● **TASK GOAL**: Return all of the entries exactly, with nothing added or left out.

● **RECORDS TO USE**:
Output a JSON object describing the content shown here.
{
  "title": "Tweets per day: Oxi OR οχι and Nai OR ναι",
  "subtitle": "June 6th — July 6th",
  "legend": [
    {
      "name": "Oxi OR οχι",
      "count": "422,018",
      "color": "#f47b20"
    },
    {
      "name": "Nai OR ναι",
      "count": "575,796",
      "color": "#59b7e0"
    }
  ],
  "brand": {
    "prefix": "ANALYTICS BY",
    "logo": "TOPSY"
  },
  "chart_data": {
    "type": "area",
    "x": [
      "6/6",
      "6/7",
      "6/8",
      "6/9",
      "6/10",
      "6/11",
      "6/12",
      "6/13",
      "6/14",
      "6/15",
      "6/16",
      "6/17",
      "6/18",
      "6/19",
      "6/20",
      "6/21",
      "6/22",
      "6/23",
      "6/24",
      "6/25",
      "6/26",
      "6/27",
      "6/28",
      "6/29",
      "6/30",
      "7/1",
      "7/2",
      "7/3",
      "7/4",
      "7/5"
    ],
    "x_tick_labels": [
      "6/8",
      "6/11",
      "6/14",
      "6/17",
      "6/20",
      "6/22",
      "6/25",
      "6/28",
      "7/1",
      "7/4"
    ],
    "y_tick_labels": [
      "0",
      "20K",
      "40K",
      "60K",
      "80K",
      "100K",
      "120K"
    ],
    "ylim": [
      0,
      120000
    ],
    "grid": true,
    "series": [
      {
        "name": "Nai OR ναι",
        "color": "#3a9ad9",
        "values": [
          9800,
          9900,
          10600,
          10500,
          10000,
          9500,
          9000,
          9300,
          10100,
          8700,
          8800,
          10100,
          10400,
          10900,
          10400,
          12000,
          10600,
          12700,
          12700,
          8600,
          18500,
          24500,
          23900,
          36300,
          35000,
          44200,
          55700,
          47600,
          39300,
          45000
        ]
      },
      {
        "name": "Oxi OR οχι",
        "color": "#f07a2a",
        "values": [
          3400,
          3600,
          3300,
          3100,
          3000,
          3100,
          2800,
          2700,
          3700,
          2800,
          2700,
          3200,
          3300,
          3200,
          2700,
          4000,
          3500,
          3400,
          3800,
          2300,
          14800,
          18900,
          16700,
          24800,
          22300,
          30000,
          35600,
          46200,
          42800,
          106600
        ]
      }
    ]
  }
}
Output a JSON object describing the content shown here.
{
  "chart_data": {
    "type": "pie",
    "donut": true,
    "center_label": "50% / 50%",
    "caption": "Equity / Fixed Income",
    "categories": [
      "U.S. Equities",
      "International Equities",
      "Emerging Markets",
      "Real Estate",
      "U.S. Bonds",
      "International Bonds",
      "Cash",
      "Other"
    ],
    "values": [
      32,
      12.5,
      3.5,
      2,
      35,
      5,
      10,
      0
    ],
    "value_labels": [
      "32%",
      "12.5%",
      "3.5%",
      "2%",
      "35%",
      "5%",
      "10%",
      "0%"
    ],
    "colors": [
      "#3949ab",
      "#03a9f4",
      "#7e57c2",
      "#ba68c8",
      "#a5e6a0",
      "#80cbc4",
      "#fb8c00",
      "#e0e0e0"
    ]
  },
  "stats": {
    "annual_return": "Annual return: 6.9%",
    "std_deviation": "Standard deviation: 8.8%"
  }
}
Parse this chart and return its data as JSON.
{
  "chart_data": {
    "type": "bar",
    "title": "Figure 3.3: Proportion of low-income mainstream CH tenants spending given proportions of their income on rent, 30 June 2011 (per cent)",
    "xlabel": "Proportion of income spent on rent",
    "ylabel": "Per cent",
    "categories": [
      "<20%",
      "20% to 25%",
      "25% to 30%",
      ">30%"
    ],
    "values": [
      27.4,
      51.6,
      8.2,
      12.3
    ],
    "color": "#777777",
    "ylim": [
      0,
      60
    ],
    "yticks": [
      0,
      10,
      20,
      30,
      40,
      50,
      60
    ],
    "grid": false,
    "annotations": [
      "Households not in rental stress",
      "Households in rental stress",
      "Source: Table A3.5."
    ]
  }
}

● **EXERCISE SOLUTION**:
Output a JSON object describing the content shown here.
{
  "title": "Tweets per day: Oxi OR οχι and Nai OR ναι",
  "subtitle": "June 6th — July 6th",
  "legend": [
    {
      "name": "Oxi OR οχι",
      "count": "422,018",
      "color": "#f47b20"
    },
    {
      "name": "Nai OR ναι",
      "count": "575,796",
      "color": "#59b7e0"
    }
  ],
  "brand": {
    "prefix": "ANALYTICS BY",
    "logo": "TOPSY"
  },
  "chart_data": {
    "type": "area",
    "x": [
      "6/6",
      "6/7",
      "6/8",
      "6/9",
      "6/10",
      "6/11",
      "6/12",
      "6/13",
      "6/14",
      "6/15",
      "6/16",
      "6/17",
      "6/18",
      "6/19",
      "6/20",
      "6/21",
      "6/22",
      "6/23",
      "6/24",
      "6/25",
      "6/26",
      "6/27",
      "6/28",
      "6/29",
      "6/30",
      "7/1",
      "7/2",
      "7/3",
      "7/4",
      "7/5"
    ],
    "x_tick_labels": [
      "6/8",
      "6/11",
      "6/14",
      "6/17",
      "6/20",
      "6/22",
      "6/25",
      "6/28",
      "7/1",
      "7/4"
    ],
    "y_tick_labels": [
      "0",
      "20K",
      "40K",
      "60K",
      "80K",
      "100K",
      "120K"
    ],
    "ylim": [
      0,
      120000
    ],
    "grid": true,
    "series": [
      {
        "name": "Nai OR ναι",
        "color": "#3a9ad9",
        "values": [
          9800,
          9900,
          10600,
          10500,
          10000,
          9500,
          9000,
          9300,
          10100,
          8700,
          8800,
          10100,
          10400,
          10900,
          10400,
          12000,
          10600,
          12700,
          12700,
          8600,
          18500,
          24500,
          23900,
          36300,
          35000,
          44200,
          55700,
          47600,
          39300,
          45000
        ]
      },
      {
        "name": "Oxi OR οχι",
        "color": "#f07a2a",
        "values": [
          3400,
          3600,
          3300,
          3100,
          3000,
          3100,
          2800,
          2700,
          3700,
          2800,
          2700,
          3200,
          3300,
          3200,
          2700,
          4000,
          3500,
          3400,
          3800,
          2300,
          14800,
          18900,
          16700,
          24800,
          22300,
          30000,
          35600,
          46200,
          42800,
          106600
        ]
      }
    ]
  }
}
Output a JSON object describing the content shown here.
{
  "chart_data": {
    "type": "pie",
    "donut": true,
    "center_label": "50% / 50%",
    "caption": "Equity / Fixed Income",
    "categories": [
      "U.S. Equities",
      "International Equities",
      "Emerging Markets",
      "Real Estate",
      "U.S. Bonds",
      "International Bonds",
      "Cash",
      "Other"
    ],
    "values": [
      32,
      12.5,
      3.5,
      2,
      35,
      5,
      10,
      0
    ],
    "value_labels": [
      "32%",
      "12.5%",
      "3.5%",
      "2%",
      "35%",
      "5%",
      "10%",
      "0%"
    ],
    "colors": [
      "#3949ab",
      "#03a9f4",
      "#7e57c2",
      "#ba68c8",
      "#a5e6a0",
      "#80cbc4",
      "#fb8c00",
      "#e0e0e0"
    ]
  },
  "stats": {
    "annual_return": "Annual return: 6.9%",
    "std_deviation": "Standard deviation: 8.8%"
  }
}
Parse this chart and return its data as JSON.
{
  "chart_data": {
    "type": "bar",
    "title": "Figure 3.3: Proportion of low-income mainstream CH tenants spending given proportions of their income on rent, 30 June 2011 (per cent)",
    "xlabel": "Proportion of income spent on rent",
    "ylabel": "Per cent",
    "categories": [
      "<20%",
      "20% to 25%",
      "25% to 30%",
      ">30%"
    ],
    "values": [
      27.4,
      51.6,
      8.2,
      12.3
    ],
    "color": "#777777",
    "ylim": [
      0,
      60
    ],
    "yticks": [
      0,
      10,
      20,
      30,
      40,
      50,
      60
    ],
    "grid": false,
    "annotations": [
      "Households not in rental stress",
      "Households in rental stress",
      "Source: Table A3.5."
    ]
  }
}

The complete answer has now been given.